begin Materials provided

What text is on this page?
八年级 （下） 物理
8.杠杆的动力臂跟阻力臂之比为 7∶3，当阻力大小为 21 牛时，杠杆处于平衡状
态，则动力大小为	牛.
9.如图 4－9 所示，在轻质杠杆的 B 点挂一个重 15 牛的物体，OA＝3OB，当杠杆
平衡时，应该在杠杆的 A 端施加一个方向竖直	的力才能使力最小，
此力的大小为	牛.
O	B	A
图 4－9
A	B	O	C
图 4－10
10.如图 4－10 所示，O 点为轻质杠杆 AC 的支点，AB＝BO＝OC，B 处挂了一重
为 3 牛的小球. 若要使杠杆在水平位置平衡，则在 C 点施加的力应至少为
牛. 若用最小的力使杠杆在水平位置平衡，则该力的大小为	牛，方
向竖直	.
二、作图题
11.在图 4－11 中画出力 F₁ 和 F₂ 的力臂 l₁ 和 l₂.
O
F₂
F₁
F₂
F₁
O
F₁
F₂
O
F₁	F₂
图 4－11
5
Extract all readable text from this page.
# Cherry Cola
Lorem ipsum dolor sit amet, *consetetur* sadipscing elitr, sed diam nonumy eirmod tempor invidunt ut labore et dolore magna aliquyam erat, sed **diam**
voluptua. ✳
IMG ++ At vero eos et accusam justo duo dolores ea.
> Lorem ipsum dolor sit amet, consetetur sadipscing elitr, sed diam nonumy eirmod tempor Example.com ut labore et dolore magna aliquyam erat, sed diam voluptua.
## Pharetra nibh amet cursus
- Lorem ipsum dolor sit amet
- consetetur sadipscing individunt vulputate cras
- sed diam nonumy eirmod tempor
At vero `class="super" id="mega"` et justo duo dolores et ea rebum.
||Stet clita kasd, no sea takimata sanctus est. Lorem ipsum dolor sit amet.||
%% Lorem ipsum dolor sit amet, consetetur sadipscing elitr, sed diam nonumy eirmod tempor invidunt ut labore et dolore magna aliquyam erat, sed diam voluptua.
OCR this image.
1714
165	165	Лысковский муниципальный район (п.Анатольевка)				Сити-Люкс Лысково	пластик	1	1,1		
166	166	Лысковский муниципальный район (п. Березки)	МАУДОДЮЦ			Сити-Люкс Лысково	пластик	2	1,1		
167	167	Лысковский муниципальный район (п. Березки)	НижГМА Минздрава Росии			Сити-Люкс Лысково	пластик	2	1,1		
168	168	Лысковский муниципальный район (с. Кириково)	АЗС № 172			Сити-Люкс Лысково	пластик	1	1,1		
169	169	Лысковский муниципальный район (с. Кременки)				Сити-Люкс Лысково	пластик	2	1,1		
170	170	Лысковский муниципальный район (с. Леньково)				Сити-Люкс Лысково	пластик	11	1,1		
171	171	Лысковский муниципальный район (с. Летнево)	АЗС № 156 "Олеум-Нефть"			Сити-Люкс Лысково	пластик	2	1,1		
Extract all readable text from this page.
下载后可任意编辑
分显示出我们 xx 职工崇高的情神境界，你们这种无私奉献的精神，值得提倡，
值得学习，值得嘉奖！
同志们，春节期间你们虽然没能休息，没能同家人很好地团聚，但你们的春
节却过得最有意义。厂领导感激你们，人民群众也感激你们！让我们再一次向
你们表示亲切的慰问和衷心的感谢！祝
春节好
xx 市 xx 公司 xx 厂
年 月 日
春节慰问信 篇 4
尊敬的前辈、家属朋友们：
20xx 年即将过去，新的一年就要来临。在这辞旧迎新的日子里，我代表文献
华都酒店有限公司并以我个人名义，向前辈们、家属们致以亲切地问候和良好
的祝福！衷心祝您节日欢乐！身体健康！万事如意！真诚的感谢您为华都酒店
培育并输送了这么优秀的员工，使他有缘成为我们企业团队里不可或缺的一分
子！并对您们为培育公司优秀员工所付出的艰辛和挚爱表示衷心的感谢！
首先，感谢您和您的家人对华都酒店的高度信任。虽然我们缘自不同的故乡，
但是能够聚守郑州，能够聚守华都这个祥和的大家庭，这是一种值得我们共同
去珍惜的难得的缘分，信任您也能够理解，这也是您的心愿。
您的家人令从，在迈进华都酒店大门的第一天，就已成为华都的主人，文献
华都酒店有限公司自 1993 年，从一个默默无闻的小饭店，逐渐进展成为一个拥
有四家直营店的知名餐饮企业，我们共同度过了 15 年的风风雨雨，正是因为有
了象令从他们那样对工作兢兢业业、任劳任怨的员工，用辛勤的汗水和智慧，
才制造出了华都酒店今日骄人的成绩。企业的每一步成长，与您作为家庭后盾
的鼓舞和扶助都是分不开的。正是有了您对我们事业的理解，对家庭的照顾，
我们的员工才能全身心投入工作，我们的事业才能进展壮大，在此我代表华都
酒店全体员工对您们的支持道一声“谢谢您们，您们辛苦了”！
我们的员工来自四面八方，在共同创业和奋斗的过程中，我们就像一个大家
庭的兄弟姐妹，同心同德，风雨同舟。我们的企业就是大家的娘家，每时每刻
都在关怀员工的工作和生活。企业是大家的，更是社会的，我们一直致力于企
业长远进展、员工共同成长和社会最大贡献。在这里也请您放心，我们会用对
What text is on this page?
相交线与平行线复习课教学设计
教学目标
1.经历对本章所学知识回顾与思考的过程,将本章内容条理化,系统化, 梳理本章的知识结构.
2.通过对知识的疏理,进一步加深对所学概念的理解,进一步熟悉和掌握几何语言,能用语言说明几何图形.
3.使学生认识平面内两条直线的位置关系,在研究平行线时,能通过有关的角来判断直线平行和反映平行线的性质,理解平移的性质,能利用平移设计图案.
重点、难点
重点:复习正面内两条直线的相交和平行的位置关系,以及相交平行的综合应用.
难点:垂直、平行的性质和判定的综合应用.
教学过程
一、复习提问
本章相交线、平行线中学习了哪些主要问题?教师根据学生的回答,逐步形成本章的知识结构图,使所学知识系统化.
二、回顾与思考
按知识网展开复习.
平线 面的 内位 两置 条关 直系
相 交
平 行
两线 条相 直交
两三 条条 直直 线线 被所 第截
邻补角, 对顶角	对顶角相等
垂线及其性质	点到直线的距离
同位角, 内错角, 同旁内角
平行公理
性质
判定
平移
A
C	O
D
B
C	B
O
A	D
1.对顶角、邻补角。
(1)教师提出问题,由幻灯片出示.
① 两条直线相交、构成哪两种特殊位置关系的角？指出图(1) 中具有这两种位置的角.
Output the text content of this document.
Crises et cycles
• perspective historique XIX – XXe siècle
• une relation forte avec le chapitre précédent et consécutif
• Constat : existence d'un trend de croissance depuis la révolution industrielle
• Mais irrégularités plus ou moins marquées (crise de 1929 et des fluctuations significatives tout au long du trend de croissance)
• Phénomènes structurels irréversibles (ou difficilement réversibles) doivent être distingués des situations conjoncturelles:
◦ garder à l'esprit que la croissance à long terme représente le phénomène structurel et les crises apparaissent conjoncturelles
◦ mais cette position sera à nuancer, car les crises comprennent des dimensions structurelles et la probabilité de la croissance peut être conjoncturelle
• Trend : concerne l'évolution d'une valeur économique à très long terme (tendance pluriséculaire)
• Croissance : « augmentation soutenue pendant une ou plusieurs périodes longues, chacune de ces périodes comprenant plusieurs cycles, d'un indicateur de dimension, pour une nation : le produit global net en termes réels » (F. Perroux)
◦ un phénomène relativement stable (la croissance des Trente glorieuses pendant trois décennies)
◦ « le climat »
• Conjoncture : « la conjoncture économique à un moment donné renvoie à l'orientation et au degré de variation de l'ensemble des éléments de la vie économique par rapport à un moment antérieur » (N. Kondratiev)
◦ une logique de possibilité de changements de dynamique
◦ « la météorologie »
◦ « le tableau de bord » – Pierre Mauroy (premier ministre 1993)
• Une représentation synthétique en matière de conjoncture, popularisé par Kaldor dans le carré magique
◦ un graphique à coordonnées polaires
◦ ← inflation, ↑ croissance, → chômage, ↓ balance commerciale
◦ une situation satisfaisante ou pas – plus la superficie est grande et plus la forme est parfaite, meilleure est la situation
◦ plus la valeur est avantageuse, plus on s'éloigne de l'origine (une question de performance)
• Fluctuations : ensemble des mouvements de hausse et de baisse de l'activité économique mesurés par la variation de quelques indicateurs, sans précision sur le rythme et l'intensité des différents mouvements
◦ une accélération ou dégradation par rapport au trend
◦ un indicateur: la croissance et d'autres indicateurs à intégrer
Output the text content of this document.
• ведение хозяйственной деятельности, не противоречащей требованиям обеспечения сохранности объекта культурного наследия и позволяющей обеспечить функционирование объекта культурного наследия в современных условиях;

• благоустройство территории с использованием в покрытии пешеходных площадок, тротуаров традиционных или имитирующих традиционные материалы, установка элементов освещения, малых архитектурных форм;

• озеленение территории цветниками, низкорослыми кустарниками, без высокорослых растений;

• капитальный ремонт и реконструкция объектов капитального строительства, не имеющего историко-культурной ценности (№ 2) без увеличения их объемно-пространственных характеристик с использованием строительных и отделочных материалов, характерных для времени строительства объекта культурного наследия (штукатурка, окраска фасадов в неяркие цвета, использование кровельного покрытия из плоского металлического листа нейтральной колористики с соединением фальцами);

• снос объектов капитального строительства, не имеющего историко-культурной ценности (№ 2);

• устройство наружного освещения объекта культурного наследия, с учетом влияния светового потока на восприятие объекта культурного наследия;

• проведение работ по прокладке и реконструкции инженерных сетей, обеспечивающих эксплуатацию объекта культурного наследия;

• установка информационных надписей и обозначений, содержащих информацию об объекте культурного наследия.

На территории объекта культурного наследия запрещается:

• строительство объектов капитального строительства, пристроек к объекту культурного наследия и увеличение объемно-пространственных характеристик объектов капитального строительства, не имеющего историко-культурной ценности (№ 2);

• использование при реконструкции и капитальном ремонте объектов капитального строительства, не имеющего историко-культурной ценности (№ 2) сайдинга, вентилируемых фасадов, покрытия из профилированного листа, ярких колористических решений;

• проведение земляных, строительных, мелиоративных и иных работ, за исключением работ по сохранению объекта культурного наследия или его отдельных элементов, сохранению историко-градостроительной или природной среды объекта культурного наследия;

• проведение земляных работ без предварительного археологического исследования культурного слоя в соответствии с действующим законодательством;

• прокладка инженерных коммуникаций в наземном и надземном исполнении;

end Materials provided

* What you have to do
From the records above, pull out each line that has "использованием".

* Written answer
• благоустройство территории с использованием в покрытии пешеходных площадок, тротуаров традиционных или имитирующих традиционные материалы, установка элементов освещения, малых архитектурных форм;
• капитальный ремонт и реконструкция объектов капитального строительства, не имеющего историко-культурной ценности (№ 2) без увеличения их объемно-пространственных характеристик с использованием строительных и отделочных материалов, характерных для времени строительства объекта культурного наследия (штукатурка, окраска фасадов в неяркие цвета, использование кровельного покрытия из плоского металлического листа нейтральной колористики с соединением фальцами);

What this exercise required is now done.